■ **Условие задания**:
Верните фрагмент о поездке Леонтьева в Мещовск целиком и без единого изменения.

■ **Фрагмент страницы**:
В сентябре Леонтьев опять поехал в Мещовск — переговорить с предводителем дворянства Рогозиным о месте врача. В этот раз Константин Николаевич постарался узнать всё подробнее. Полученные сведения его огорчили: как оказалось, земскому врачу платили только тысячу рублей в год, что вряд ли позволило бы Леонтьеву выплатить долги и вернуть в Кудиново Машу. Более того, врач должен был каждую неделю ездить «на пункты» по уезду, причем дополнительные деньги «на прогоны» не выдавались. Но главное — нужно было каждый день присутствовать в больнице. При таких обязанностях утром писать будет нельзя, понимал Леонтьев. А ведь он привык работать именно с утра! Но другого выхода измученный безденежьем Константин Николаевич не видел — надо впрягаться в лямку земского врача, а писать статьи придется по вечерам. Может быть, пенсия, докторское жалованье и гонорары помогут удержаться на плаву.

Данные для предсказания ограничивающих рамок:
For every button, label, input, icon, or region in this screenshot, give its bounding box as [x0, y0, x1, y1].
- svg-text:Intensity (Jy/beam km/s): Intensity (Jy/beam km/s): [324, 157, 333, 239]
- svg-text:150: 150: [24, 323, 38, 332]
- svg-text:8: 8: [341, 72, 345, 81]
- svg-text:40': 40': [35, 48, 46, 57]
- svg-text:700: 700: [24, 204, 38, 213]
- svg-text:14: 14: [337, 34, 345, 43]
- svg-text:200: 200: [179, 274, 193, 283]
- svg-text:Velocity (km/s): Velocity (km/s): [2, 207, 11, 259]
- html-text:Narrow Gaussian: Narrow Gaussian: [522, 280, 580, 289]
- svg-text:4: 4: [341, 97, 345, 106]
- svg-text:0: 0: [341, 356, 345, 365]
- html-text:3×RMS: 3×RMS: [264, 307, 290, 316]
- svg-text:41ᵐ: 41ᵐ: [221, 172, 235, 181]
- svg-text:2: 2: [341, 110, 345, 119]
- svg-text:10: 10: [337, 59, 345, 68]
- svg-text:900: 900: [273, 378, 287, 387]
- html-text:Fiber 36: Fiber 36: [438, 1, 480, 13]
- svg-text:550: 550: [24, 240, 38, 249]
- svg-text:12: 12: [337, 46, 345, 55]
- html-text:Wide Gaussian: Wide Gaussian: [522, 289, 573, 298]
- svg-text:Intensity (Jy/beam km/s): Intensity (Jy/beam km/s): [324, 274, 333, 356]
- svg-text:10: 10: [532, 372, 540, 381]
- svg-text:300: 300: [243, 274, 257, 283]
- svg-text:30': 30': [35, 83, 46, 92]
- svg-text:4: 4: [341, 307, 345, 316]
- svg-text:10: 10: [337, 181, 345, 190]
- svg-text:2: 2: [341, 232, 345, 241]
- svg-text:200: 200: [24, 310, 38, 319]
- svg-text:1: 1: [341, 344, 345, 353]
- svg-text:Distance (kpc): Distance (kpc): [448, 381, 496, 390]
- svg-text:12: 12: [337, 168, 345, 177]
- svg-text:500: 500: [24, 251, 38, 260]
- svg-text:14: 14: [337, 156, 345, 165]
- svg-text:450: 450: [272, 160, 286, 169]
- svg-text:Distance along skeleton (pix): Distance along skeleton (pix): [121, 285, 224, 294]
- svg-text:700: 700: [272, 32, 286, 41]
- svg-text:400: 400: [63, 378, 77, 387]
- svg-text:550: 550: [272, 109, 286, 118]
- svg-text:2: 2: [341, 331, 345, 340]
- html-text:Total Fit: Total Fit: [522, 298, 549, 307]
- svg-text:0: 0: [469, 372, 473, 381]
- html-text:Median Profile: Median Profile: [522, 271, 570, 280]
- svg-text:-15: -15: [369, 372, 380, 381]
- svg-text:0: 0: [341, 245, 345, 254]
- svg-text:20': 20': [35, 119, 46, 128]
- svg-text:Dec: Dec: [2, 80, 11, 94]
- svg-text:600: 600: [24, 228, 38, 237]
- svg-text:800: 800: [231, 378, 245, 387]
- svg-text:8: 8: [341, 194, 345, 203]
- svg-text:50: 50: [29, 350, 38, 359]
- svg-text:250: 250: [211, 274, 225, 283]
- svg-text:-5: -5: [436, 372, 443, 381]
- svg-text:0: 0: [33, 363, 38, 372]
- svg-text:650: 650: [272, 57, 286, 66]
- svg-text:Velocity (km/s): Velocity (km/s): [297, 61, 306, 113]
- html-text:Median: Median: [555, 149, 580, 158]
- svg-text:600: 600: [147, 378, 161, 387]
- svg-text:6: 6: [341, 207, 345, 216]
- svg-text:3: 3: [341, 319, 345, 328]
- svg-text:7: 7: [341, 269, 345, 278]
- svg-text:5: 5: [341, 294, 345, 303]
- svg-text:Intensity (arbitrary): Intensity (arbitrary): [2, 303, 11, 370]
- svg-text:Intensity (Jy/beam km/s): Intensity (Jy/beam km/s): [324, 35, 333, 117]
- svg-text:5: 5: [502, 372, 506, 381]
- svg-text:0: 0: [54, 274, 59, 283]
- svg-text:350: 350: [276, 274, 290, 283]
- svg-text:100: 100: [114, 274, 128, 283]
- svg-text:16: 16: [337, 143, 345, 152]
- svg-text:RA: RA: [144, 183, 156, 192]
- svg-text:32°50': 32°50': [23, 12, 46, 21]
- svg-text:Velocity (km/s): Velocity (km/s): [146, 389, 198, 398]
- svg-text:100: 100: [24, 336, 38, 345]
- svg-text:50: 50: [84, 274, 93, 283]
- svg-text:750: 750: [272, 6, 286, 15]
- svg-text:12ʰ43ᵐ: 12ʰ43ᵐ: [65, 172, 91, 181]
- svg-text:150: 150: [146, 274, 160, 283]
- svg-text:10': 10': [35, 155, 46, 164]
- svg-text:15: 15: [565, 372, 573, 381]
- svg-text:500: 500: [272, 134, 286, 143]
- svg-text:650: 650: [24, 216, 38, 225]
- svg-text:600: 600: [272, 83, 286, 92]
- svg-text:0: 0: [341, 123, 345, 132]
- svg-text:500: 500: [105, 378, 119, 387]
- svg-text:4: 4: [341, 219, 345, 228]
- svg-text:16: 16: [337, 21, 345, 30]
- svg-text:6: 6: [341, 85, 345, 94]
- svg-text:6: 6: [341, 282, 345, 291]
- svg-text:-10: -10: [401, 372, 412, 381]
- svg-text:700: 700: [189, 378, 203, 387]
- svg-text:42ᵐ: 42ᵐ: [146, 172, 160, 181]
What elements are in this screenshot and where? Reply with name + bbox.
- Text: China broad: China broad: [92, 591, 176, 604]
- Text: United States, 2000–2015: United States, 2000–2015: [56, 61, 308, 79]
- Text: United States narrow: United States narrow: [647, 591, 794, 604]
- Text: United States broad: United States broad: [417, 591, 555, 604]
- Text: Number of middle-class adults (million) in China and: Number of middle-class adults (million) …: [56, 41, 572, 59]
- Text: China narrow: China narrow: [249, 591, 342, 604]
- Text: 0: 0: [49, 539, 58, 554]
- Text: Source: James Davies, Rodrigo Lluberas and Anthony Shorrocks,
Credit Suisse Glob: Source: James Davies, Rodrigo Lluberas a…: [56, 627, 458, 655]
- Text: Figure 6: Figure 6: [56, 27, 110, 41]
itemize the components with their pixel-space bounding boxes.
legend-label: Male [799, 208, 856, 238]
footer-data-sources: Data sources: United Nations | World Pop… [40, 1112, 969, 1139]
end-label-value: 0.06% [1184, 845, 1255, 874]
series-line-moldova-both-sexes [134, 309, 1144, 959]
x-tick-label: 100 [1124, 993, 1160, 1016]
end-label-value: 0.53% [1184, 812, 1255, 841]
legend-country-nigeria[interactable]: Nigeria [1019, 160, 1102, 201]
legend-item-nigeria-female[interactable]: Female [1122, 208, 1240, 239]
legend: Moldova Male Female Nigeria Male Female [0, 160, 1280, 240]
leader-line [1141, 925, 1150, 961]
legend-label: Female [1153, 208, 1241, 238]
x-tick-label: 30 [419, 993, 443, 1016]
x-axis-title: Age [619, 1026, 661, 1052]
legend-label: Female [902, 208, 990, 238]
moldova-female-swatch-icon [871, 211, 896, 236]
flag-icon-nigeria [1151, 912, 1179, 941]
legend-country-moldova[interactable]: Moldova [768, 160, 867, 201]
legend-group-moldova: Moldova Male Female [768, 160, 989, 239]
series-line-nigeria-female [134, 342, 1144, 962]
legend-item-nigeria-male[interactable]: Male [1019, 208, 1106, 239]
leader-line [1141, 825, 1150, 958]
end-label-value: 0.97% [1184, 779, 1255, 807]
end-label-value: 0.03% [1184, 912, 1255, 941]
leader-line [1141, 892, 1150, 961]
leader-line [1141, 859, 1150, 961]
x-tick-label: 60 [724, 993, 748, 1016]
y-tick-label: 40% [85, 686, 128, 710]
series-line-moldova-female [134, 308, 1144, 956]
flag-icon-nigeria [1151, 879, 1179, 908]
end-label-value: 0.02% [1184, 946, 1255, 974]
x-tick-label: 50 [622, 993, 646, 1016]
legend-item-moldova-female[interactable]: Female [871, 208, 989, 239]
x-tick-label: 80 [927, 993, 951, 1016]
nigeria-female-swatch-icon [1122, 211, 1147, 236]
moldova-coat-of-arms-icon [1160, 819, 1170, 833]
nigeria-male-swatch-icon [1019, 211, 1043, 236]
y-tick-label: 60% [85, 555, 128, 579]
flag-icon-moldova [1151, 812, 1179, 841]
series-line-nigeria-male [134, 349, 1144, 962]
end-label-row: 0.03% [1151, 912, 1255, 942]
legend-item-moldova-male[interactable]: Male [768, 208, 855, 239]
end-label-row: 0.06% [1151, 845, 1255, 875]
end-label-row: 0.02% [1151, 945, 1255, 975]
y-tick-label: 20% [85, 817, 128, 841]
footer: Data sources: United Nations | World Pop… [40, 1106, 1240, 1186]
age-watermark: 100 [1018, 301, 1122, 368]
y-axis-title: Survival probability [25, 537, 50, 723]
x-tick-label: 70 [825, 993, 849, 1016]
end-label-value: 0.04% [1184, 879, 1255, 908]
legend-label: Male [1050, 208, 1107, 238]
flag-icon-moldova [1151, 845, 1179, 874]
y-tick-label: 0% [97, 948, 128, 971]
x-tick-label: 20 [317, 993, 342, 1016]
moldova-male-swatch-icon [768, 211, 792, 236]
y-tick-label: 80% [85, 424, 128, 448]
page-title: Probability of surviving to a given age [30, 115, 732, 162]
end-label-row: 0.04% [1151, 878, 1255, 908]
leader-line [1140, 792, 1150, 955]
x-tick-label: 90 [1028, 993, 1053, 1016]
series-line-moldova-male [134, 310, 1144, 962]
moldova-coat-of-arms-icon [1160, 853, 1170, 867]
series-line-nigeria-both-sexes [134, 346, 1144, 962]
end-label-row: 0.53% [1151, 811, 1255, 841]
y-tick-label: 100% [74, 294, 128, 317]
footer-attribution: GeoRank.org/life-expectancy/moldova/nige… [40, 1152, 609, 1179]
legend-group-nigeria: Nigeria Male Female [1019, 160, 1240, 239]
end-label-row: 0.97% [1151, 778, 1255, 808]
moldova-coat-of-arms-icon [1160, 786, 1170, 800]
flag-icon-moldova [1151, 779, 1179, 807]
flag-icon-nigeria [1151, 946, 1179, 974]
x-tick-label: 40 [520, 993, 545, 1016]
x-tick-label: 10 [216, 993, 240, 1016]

■ **Ответ**:
В сентябре Леонтьев опять поехал в Мещовск — переговорить с предводителем дворянства Рогозиным о месте врача. В этот раз Константин Николаевич постарался узнать всё подробнее. Полученные сведения его огорчили: как оказалось, земскому врачу платили только тысячу рублей в год, что вряд ли позволило бы Леонтьеву выплатить долги и вернуть в Кудиново Машу. Более того, врач должен был каждую неделю ездить «на пункты» по уезду, причем дополнительные деньги «на прогоны» не выдавались. Но главное — нужно было каждый день присутствовать в больнице. При таких обязанностях утром писать будет нельзя, понимал Леонтьев. А ведь он привык работать именно с утра! Но другого выхода измученный безденежьем Константин Николаевич не видел — надо впрягаться в лямку земского врача, а писать статьи придется по вечерам. Может быть, пенсия, докторское жалованье и гонорары помогут удержаться на плаву.